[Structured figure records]
★ ★ ★ ★

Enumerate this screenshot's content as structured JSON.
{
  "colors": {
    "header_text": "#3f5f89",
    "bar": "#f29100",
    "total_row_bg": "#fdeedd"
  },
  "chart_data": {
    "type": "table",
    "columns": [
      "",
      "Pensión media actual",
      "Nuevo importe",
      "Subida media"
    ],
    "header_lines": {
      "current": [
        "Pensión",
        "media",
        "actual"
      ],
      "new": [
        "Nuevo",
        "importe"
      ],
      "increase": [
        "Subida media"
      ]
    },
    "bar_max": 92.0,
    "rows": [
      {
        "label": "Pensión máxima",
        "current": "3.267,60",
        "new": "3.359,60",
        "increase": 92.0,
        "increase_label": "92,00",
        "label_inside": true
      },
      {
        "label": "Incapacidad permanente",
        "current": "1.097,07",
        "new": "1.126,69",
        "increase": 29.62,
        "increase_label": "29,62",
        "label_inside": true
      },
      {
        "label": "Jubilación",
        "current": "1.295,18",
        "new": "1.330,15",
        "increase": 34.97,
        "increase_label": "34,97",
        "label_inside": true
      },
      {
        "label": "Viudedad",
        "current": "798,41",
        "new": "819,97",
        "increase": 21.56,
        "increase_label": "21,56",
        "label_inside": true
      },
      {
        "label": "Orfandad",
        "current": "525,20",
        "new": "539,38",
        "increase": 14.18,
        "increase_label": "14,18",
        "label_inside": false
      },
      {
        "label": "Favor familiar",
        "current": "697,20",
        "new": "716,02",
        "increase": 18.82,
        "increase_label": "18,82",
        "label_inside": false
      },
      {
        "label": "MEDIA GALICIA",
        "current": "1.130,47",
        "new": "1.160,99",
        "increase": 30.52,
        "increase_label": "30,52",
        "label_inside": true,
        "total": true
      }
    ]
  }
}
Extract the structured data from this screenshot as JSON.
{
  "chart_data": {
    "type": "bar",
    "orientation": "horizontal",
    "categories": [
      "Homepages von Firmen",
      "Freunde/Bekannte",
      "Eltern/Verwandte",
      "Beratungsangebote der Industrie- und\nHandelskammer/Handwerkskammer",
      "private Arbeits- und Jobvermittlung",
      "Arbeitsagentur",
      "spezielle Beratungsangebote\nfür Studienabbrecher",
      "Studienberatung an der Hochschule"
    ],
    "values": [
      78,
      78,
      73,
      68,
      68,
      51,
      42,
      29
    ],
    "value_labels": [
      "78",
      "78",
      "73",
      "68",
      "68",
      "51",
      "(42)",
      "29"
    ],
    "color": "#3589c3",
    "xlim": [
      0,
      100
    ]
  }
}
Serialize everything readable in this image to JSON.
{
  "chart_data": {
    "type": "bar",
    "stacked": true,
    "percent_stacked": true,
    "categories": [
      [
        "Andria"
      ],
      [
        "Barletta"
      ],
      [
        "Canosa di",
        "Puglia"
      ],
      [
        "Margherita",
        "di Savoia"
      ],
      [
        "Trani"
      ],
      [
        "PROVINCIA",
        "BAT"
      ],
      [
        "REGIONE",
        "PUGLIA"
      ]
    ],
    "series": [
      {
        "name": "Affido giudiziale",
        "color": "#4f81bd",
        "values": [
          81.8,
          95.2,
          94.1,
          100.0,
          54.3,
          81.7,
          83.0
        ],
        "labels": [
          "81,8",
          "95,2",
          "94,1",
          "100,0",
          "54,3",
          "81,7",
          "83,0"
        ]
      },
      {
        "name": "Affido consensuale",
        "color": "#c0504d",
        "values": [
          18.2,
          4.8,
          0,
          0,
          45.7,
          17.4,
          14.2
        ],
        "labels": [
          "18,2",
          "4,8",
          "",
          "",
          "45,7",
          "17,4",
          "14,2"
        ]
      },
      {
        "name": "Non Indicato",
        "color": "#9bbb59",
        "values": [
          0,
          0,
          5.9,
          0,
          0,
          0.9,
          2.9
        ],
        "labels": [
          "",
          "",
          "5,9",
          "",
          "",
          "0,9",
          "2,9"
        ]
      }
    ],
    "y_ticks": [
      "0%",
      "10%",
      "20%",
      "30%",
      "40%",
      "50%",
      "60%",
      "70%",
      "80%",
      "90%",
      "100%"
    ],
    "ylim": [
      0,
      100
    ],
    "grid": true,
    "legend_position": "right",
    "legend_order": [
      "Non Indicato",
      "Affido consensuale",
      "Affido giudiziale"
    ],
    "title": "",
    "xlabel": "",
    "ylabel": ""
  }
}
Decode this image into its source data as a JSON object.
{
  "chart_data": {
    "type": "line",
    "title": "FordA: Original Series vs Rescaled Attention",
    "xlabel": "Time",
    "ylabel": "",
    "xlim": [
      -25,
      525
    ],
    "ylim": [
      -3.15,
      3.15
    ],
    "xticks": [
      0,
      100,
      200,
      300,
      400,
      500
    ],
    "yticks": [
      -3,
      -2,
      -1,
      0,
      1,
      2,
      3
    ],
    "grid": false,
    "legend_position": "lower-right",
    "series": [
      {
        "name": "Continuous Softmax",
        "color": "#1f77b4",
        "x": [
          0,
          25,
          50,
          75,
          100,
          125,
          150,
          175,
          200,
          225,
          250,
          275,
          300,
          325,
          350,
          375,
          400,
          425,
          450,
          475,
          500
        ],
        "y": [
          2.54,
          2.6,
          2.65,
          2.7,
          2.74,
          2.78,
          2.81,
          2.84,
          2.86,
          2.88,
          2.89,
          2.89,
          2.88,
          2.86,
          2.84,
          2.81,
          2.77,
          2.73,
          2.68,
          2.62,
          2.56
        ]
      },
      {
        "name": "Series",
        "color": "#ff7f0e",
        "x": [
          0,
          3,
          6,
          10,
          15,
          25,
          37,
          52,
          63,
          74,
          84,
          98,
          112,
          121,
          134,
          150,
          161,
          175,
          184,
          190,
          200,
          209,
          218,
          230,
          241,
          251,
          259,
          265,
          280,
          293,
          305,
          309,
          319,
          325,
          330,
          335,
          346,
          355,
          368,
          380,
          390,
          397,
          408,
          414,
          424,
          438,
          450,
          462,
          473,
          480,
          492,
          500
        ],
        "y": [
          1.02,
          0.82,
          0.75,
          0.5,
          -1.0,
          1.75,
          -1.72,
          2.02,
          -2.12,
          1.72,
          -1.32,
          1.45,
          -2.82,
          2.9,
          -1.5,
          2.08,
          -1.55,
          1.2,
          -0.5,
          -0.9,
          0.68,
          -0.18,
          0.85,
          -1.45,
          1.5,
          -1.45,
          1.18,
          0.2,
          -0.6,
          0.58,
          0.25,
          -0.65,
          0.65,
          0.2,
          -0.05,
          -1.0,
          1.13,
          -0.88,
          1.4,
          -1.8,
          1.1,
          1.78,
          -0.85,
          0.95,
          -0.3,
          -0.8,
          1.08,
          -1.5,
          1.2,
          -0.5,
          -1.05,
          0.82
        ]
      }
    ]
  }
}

★ ★ ★ ★

**Objective:** From the listing above, collect every line that mentions the word "consensuale".

**Answer to this problem:**
        "name": "Affido consensuale",
      "Affido consensuale",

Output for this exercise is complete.